* _AIM OF THE EXERCISE_:
The exercise asks for every line of the data to be reproduced exactly.

[Source data]
---*---

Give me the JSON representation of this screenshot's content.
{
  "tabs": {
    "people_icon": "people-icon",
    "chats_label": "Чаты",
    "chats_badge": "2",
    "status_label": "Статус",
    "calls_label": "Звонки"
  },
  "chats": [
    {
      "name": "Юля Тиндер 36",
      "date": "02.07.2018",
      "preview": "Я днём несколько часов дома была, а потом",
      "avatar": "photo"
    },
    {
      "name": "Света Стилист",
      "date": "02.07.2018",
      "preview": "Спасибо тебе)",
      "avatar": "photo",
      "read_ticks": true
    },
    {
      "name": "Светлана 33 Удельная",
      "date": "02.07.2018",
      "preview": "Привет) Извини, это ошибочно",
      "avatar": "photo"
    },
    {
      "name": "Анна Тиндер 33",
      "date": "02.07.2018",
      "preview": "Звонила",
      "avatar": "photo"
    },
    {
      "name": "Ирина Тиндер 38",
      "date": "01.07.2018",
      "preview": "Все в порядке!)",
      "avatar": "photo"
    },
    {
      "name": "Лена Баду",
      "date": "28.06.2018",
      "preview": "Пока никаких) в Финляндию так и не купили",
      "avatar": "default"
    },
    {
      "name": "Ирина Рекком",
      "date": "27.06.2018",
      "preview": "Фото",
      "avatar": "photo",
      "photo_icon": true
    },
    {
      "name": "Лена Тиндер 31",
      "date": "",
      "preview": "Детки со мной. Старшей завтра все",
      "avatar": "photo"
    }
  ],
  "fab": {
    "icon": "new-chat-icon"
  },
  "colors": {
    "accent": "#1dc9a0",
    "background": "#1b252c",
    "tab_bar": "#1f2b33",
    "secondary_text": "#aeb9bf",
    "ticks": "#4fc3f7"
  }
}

---*---

* _ANSWER TO THIS PROBLEM_:
Give me the JSON representation of this screenshot's content.
{
  "tabs": {
    "people_icon": "people-icon",
    "chats_label": "Чаты",
    "chats_badge": "2",
    "status_label": "Статус",
    "calls_label": "Звонки"
  },
  "chats": [
    {
      "name": "Юля Тиндер 36",
      "date": "02.07.2018",
      "preview": "Я днём несколько часов дома была, а потом",
      "avatar": "photo"
    },
    {
      "name": "Света Стилист",
      "date": "02.07.2018",
      "preview": "Спасибо тебе)",
      "avatar": "photo",
      "read_ticks": true
    },
    {
      "name": "Светлана 33 Удельная",
      "date": "02.07.2018",
      "preview": "Привет) Извини, это ошибочно",
      "avatar": "photo"
    },
    {
      "name": "Анна Тиндер 33",
      "date": "02.07.2018",
      "preview": "Звонила",
      "avatar": "photo"
    },
    {
      "name": "Ирина Тиндер 38",
      "date": "01.07.2018",
      "preview": "Все в порядке!)",
      "avatar": "photo"
    },
    {
      "name": "Лена Баду",
      "date": "28.06.2018",
      "preview": "Пока никаких) в Финляндию так и не купили",
      "avatar": "default"
    },
    {
      "name": "Ирина Рекком",
      "date": "27.06.2018",
      "preview": "Фото",
      "avatar": "photo",
      "photo_icon": true
    },
    {
      "name": "Лена Тиндер 31",
      "date": "",
      "preview": "Детки со мной. Старшей завтра все",
      "avatar": "photo"
    }
  ],
  "fab": {
    "icon": "new-chat-icon"
  },
  "colors": {
    "accent": "#1dc9a0",
    "background": "#1b252c",
    "tab_bar": "#1f2b33",
    "secondary_text": "#aeb9bf",
    "ticks": "#4fc3f7"
  }
}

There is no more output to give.